[DIRECTIONS FOR THIS TASK]
Every record below should be transcribed exactly. Omit the images.

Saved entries
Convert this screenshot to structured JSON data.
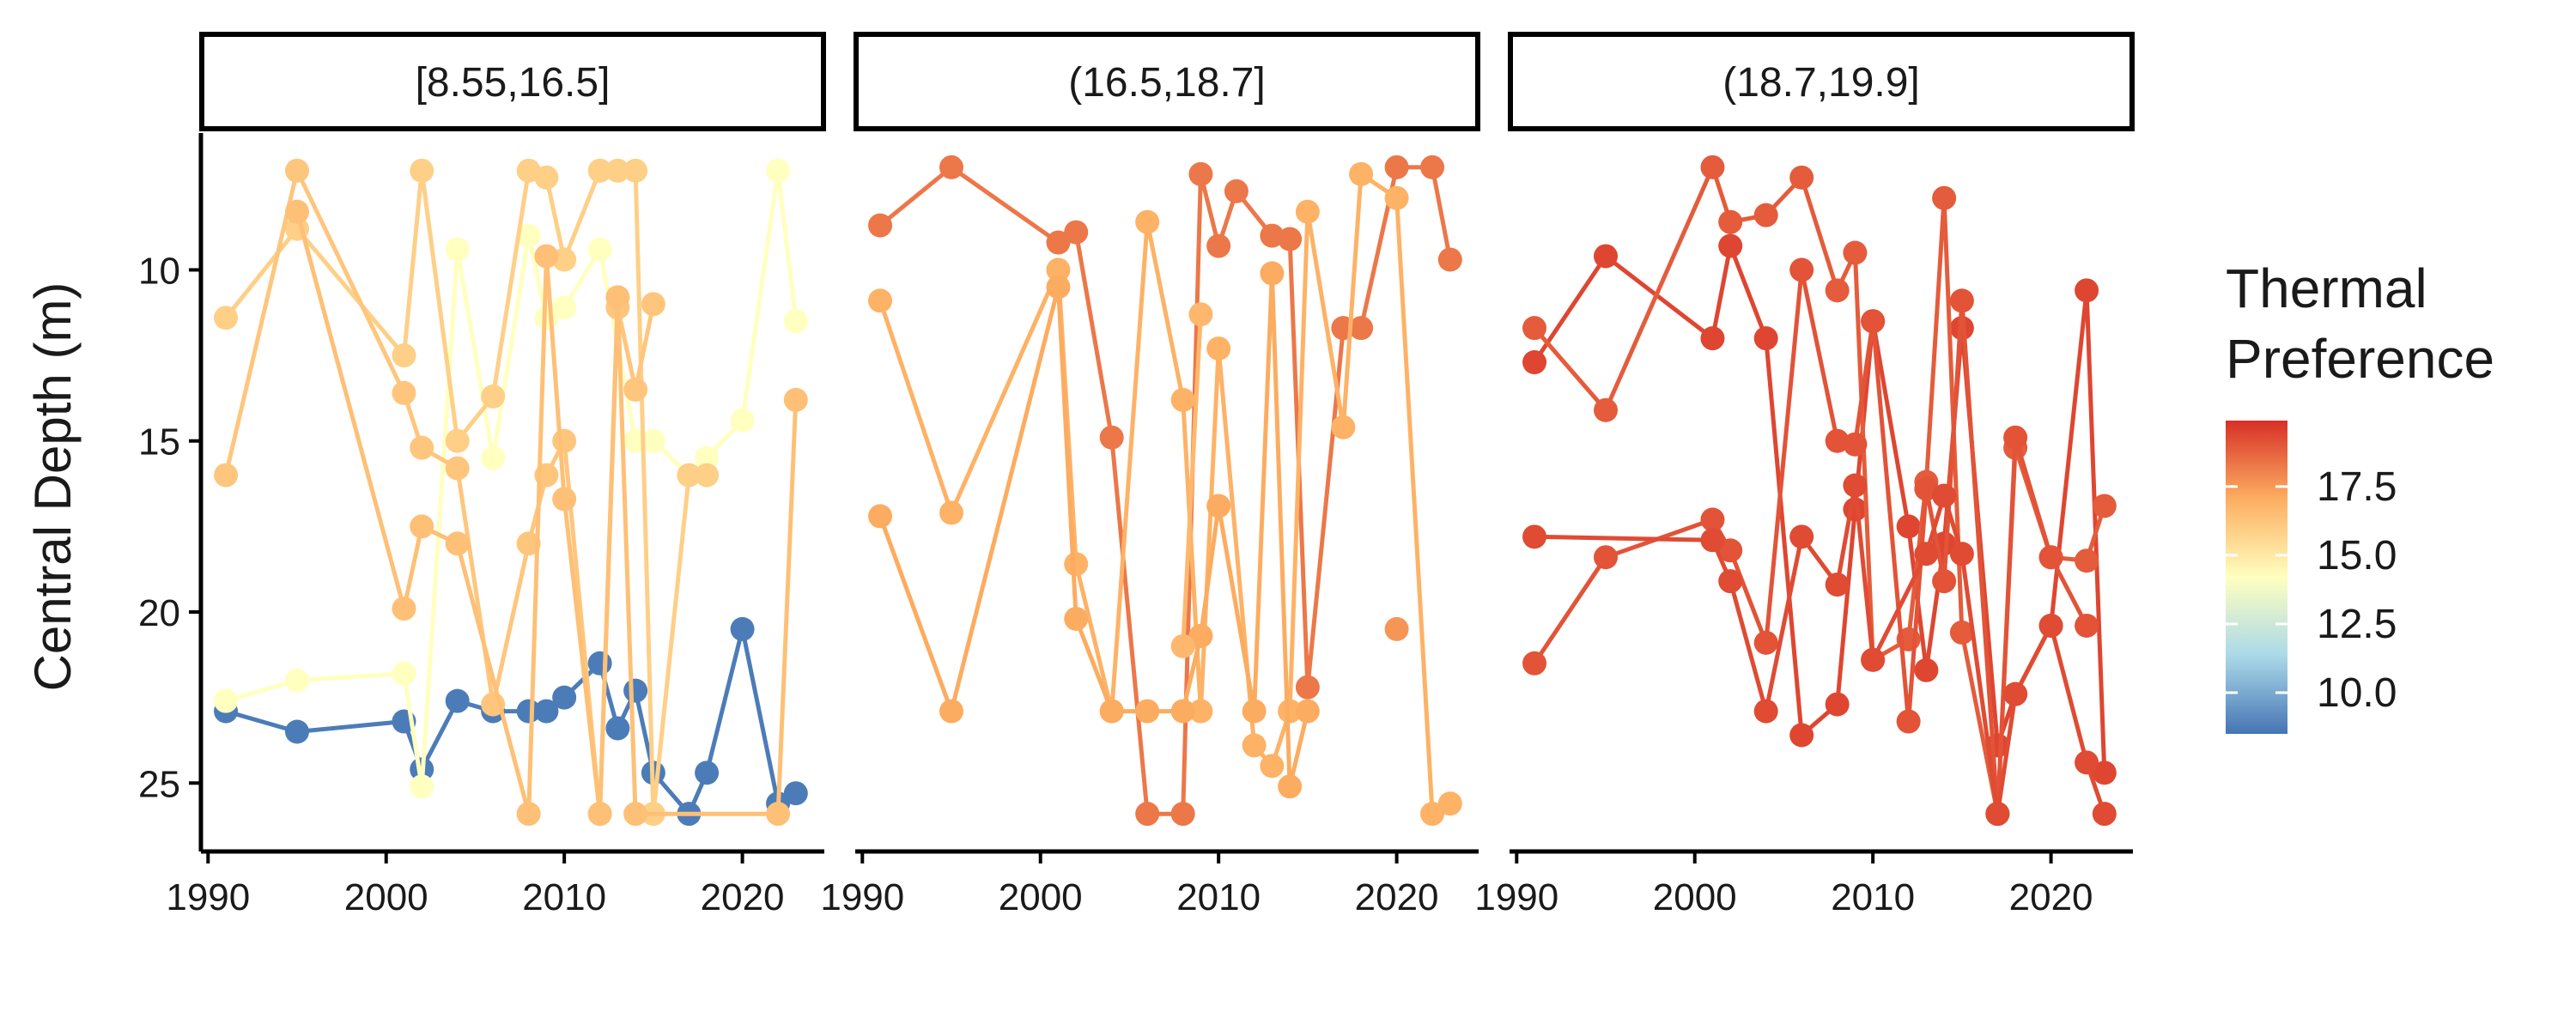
{
  "chart_data": {
    "type": "line",
    "xlabel": "",
    "ylabel": "Central Depth (m)",
    "y_reversed": true,
    "xlim": [
      1989.6,
      2024.6
    ],
    "ylim": [
      6.0,
      27.0
    ],
    "x_ticks": [
      1990,
      2000,
      2010,
      2020
    ],
    "x_tick_labels": [
      "1990",
      "2000",
      "2010",
      "2020"
    ],
    "y_ticks": [
      10,
      15,
      20,
      25
    ],
    "y_tick_labels": [
      "10",
      "15",
      "20",
      "25"
    ],
    "legend": {
      "title_lines": [
        "Thermal",
        "Preference"
      ],
      "type": "colorbar",
      "position": "right",
      "range": [
        8.5,
        19.9
      ],
      "ticks": [
        10.0,
        12.5,
        15.0,
        17.5
      ],
      "tick_labels": [
        "10.0",
        "12.5",
        "15.0",
        "17.5"
      ],
      "colors": [
        "#4575b4",
        "#abd9e9",
        "#ffffbf",
        "#fdae61",
        "#d73027"
      ]
    },
    "facets": [
      {
        "strip_label": "[8.55,16.5]",
        "series": [
          {
            "pref": 8.7,
            "x": [
              1991,
              1995,
              2001,
              2002,
              2004,
              2006,
              2008,
              2009,
              2010,
              2012,
              2013,
              2014,
              2015,
              2017,
              2018,
              2020,
              2022,
              2023
            ],
            "y": [
              22.9,
              23.5,
              23.2,
              24.6,
              22.6,
              22.9,
              22.9,
              22.9,
              22.5,
              21.5,
              23.4,
              22.3,
              24.7,
              25.9,
              24.7,
              20.5,
              25.6,
              25.3
            ]
          },
          {
            "pref": 14.2,
            "x": [
              1991,
              1995,
              2001,
              2002,
              2004,
              2006,
              2008,
              2009,
              2010,
              2012,
              2014,
              2015,
              2017,
              2018,
              2020,
              2022,
              2023
            ],
            "y": [
              22.6,
              22.0,
              21.8,
              25.1,
              9.4,
              15.5,
              9.0,
              11.4,
              11.1,
              9.4,
              15.0,
              15.0,
              16.0,
              15.5,
              14.4,
              7.1,
              11.5
            ]
          },
          {
            "pref": 15.9,
            "x": [
              1991,
              1995,
              2001,
              2002,
              2004,
              2006,
              2008,
              2009,
              2010,
              2012,
              2013,
              2014,
              2015,
              2017,
              2018
            ],
            "y": [
              11.4,
              8.8,
              12.5,
              7.1,
              15.0,
              13.7,
              7.1,
              7.3,
              9.7,
              7.1,
              7.1,
              7.1,
              25.9,
              16.0,
              16.0
            ]
          },
          {
            "pref": 16.2,
            "x": [
              1991,
              1995,
              2001,
              2002,
              2004,
              2006,
              2008,
              2009,
              2010,
              2012,
              2013,
              2014,
              2015
            ],
            "y": [
              16.0,
              7.1,
              13.6,
              15.2,
              15.8,
              22.7,
              18.0,
              16.0,
              15.0,
              25.9,
              11.1,
              13.5,
              11.0
            ]
          },
          {
            "pref": 16.4,
            "x": [
              1995,
              2001,
              2002,
              2004,
              2008,
              2009,
              2010,
              2012,
              2013,
              2014,
              2022,
              2023
            ],
            "y": [
              8.3,
              19.9,
              17.5,
              18.0,
              25.9,
              9.6,
              16.7,
              25.9,
              10.8,
              25.9,
              25.9,
              13.8
            ]
          }
        ]
      },
      {
        "strip_label": "(16.5,18.7]",
        "series": [
          {
            "pref": 18.3,
            "x": [
              1991,
              1995,
              2001,
              2002,
              2004,
              2006,
              2008,
              2009,
              2010,
              2011,
              2013,
              2014,
              2015,
              2017,
              2018,
              2020,
              2022,
              2023
            ],
            "y": [
              8.7,
              7.0,
              9.2,
              8.9,
              14.9,
              25.9,
              25.9,
              7.2,
              9.3,
              7.7,
              9.0,
              9.1,
              22.2,
              11.7,
              11.7,
              7.0,
              7.0,
              9.7
            ]
          },
          {
            "pref": 16.9,
            "x": [
              1991,
              1995,
              2001,
              2002,
              2004,
              2006,
              2008,
              2009,
              2010,
              2012,
              2013,
              2014,
              2015,
              2017,
              2018,
              2020,
              2022,
              2023
            ],
            "y": [
              10.9,
              17.1,
              10.0,
              18.6,
              22.9,
              8.6,
              13.8,
              22.9,
              12.3,
              23.9,
              24.5,
              22.9,
              8.3,
              14.6,
              7.2,
              7.9,
              25.9,
              25.6
            ]
          },
          {
            "pref": 17.1,
            "x": [
              1991,
              1995,
              2001,
              2002,
              2004,
              2006,
              2008,
              2009,
              2010,
              2012,
              2013,
              2014,
              2015
            ],
            "y": [
              17.2,
              22.9,
              10.5,
              20.2,
              22.9,
              22.9,
              22.9,
              20.7,
              16.9,
              22.9,
              10.1,
              25.1,
              22.9
            ]
          },
          {
            "pref": 16.7,
            "x": [
              2008,
              2009
            ],
            "y": [
              21.0,
              11.3
            ]
          },
          {
            "pref": 17.6,
            "x": [
              2020
            ],
            "y": [
              20.5
            ]
          }
        ]
      },
      {
        "strip_label": "(18.7,19.9]",
        "series": [
          {
            "pref": 19.4,
            "x": [
              1991,
              1995,
              2001,
              2002,
              2004,
              2006,
              2008,
              2009,
              2010,
              2012,
              2013,
              2014,
              2015,
              2017,
              2018,
              2020,
              2022,
              2023
            ],
            "y": [
              12.7,
              9.6,
              12.0,
              9.3,
              12.0,
              23.6,
              22.7,
              17.0,
              11.5,
              17.5,
              21.7,
              18.0,
              11.7,
              23.9,
              22.4,
              20.4,
              10.6,
              24.7
            ]
          },
          {
            "pref": 18.9,
            "x": [
              1991,
              1995,
              2001,
              2002,
              2004,
              2006,
              2008,
              2009,
              2010,
              2012,
              2013,
              2014,
              2015,
              2017,
              2018,
              2020,
              2022,
              2023
            ],
            "y": [
              11.7,
              14.1,
              7.0,
              8.6,
              8.4,
              7.3,
              10.6,
              9.5,
              21.4,
              20.8,
              16.2,
              7.9,
              20.6,
              25.9,
              15.2,
              18.4,
              18.5,
              16.9
            ]
          },
          {
            "pref": 19.1,
            "x": [
              1991,
              1995,
              2001,
              2002,
              2004,
              2006,
              2008,
              2009,
              2010,
              2012,
              2013,
              2014,
              2015,
              2017,
              2018,
              2020,
              2022
            ],
            "y": [
              21.5,
              18.4,
              17.3,
              18.2,
              20.9,
              10.0,
              15.0,
              15.1,
              11.5,
              23.2,
              16.4,
              19.1,
              10.9,
              25.9,
              14.9,
              18.4,
              20.4
            ]
          },
          {
            "pref": 19.3,
            "x": [
              1991,
              2001,
              2002,
              2004,
              2006,
              2008,
              2009,
              2010,
              2013,
              2014,
              2015,
              2017,
              2018,
              2020,
              2022,
              2023
            ],
            "y": [
              17.8,
              17.9,
              19.1,
              22.9,
              17.8,
              19.2,
              16.3,
              21.4,
              18.3,
              16.6,
              18.3,
              25.9,
              22.4,
              20.4,
              24.4,
              25.9
            ]
          }
        ]
      }
    ]
  }
}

[EXERCISE OUTPUT]
Convert this screenshot to structured JSON data.
{
  "chart_data": {
    "type": "line",
    "xlabel": "",
    "ylabel": "Central Depth (m)",
    "y_reversed": true,
    "xlim": [
      1989.6,
      2024.6
    ],
    "ylim": [
      6.0,
      27.0
    ],
    "x_ticks": [
      1990,
      2000,
      2010,
      2020
    ],
    "x_tick_labels": [
      "1990",
      "2000",
      "2010",
      "2020"
    ],
    "y_ticks": [
      10,
      15,
      20,
      25
    ],
    "y_tick_labels": [
      "10",
      "15",
      "20",
      "25"
    ],
    "legend": {
      "title_lines": [
        "Thermal",
        "Preference"
      ],
      "type": "colorbar",
      "position": "right",
      "range": [
        8.5,
        19.9
      ],
      "ticks": [
        10.0,
        12.5,
        15.0,
        17.5
      ],
      "tick_labels": [
        "10.0",
        "12.5",
        "15.0",
        "17.5"
      ],
      "colors": [
        "#4575b4",
        "#abd9e9",
        "#ffffbf",
        "#fdae61",
        "#d73027"
      ]
    },
    "facets": [
      {
        "strip_label": "[8.55,16.5]",
        "series": [
          {
            "pref": 8.7,
            "x": [
              1991,
              1995,
              2001,
              2002,
              2004,
              2006,
              2008,
              2009,
              2010,
              2012,
              2013,
              2014,
              2015,
              2017,
              2018,
              2020,
              2022,
              2023
            ],
            "y": [
              22.9,
              23.5,
              23.2,
              24.6,
              22.6,
              22.9,
              22.9,
              22.9,
              22.5,
              21.5,
              23.4,
              22.3,
              24.7,
              25.9,
              24.7,
              20.5,
              25.6,
              25.3
            ]
          },
          {
            "pref": 14.2,
            "x": [
              1991,
              1995,
              2001,
              2002,
              2004,
              2006,
              2008,
              2009,
              2010,
              2012,
              2014,
              2015,
              2017,
              2018,
              2020,
              2022,
              2023
            ],
            "y": [
              22.6,
              22.0,
              21.8,
              25.1,
              9.4,
              15.5,
              9.0,
              11.4,
              11.1,
              9.4,
              15.0,
              15.0,
              16.0,
              15.5,
              14.4,
              7.1,
              11.5
            ]
          },
          {
            "pref": 15.9,
            "x": [
              1991,
              1995,
              2001,
              2002,
              2004,
              2006,
              2008,
              2009,
              2010,
              2012,
              2013,
              2014,
              2015,
              2017,
              2018
            ],
            "y": [
              11.4,
              8.8,
              12.5,
              7.1,
              15.0,
              13.7,
              7.1,
              7.3,
              9.7,
              7.1,
              7.1,
              7.1,
              25.9,
              16.0,
              16.0
            ]
          },
          {
            "pref": 16.2,
            "x": [
              1991,
              1995,
              2001,
              2002,
              2004,
              2006,
              2008,
              2009,
              2010,
              2012,
              2013,
              2014,
              2015
            ],
            "y": [
              16.0,
              7.1,
              13.6,
              15.2,
              15.8,
              22.7,
              18.0,
              16.0,
              15.0,
              25.9,
              11.1,
              13.5,
              11.0
            ]
          },
          {
            "pref": 16.4,
            "x": [
              1995,
              2001,
              2002,
              2004,
              2008,
              2009,
              2010,
              2012,
              2013,
              2014,
              2022,
              2023
            ],
            "y": [
              8.3,
              19.9,
              17.5,
              18.0,
              25.9,
              9.6,
              16.7,
              25.9,
              10.8,
              25.9,
              25.9,
              13.8
            ]
          }
        ]
      },
      {
        "strip_label": "(16.5,18.7]",
        "series": [
          {
            "pref": 18.3,
            "x": [
              1991,
              1995,
              2001,
              2002,
              2004,
              2006,
              2008,
              2009,
              2010,
              2011,
              2013,
              2014,
              2015,
              2017,
              2018,
              2020,
              2022,
              2023
            ],
            "y": [
              8.7,
              7.0,
              9.2,
              8.9,
              14.9,
              25.9,
              25.9,
              7.2,
              9.3,
              7.7,
              9.0,
              9.1,
              22.2,
              11.7,
              11.7,
              7.0,
              7.0,
              9.7
            ]
          },
          {
            "pref": 16.9,
            "x": [
              1991,
              1995,
              2001,
              2002,
              2004,
              2006,
              2008,
              2009,
              2010,
              2012,
              2013,
              2014,
              2015,
              2017,
              2018,
              2020,
              2022,
              2023
            ],
            "y": [
              10.9,
              17.1,
              10.0,
              18.6,
              22.9,
              8.6,
              13.8,
              22.9,
              12.3,
              23.9,
              24.5,
              22.9,
              8.3,
              14.6,
              7.2,
              7.9,
              25.9,
              25.6
            ]
          },
          {
            "pref": 17.1,
            "x": [
              1991,
              1995,
              2001,
              2002,
              2004,
              2006,
              2008,
              2009,
              2010,
              2012,
              2013,
              2014,
              2015
            ],
            "y": [
              17.2,
              22.9,
              10.5,
              20.2,
              22.9,
              22.9,
              22.9,
              20.7,
              16.9,
              22.9,
              10.1,
              25.1,
              22.9
            ]
          },
          {
            "pref": 16.7,
            "x": [
              2008,
              2009
            ],
            "y": [
              21.0,
              11.3
            ]
          },
          {
            "pref": 17.6,
            "x": [
              2020
            ],
            "y": [
              20.5
            ]
          }
        ]
      },
      {
        "strip_label": "(18.7,19.9]",
        "series": [
          {
            "pref": 19.4,
            "x": [
              1991,
              1995,
              2001,
              2002,
              2004,
              2006,
              2008,
              2009,
              2010,
              2012,
              2013,
              2014,
              2015,
              2017,
              2018,
              2020,
              2022,
              2023
            ],
            "y": [
              12.7,
              9.6,
              12.0,
              9.3,
              12.0,
              23.6,
              22.7,
              17.0,
              11.5,
              17.5,
              21.7,
              18.0,
              11.7,
              23.9,
              22.4,
              20.4,
              10.6,
              24.7
            ]
          },
          {
            "pref": 18.9,
            "x": [
              1991,
              1995,
              2001,
              2002,
              2004,
              2006,
              2008,
              2009,
              2010,
              2012,
              2013,
              2014,
              2015,
              2017,
              2018,
              2020,
              2022,
              2023
            ],
            "y": [
              11.7,
              14.1,
              7.0,
              8.6,
              8.4,
              7.3,
              10.6,
              9.5,
              21.4,
              20.8,
              16.2,
              7.9,
              20.6,
              25.9,
              15.2,
              18.4,
              18.5,
              16.9
            ]
          },
          {
            "pref": 19.1,
            "x": [
              1991,
              1995,
              2001,
              2002,
              2004,
              2006,
              2008,
              2009,
              2010,
              2012,
              2013,
              2014,
              2015,
              2017,
              2018,
              2020,
              2022
            ],
            "y": [
              21.5,
              18.4,
              17.3,
              18.2,
              20.9,
              10.0,
              15.0,
              15.1,
              11.5,
              23.2,
              16.4,
              19.1,
              10.9,
              25.9,
              14.9,
              18.4,
              20.4
            ]
          },
          {
            "pref": 19.3,
            "x": [
              1991,
              2001,
              2002,
              2004,
              2006,
              2008,
              2009,
              2010,
              2013,
              2014,
              2015,
              2017,
              2018,
              2020,
              2022,
              2023
            ],
            "y": [
              17.8,
              17.9,
              19.1,
              22.9,
              17.8,
              19.2,
              16.3,
              21.4,
              18.3,
              16.6,
              18.3,
              25.9,
              22.4,
              20.4,
              24.4,
              25.9
            ]
          }
        ]
      }
    ]
  }
}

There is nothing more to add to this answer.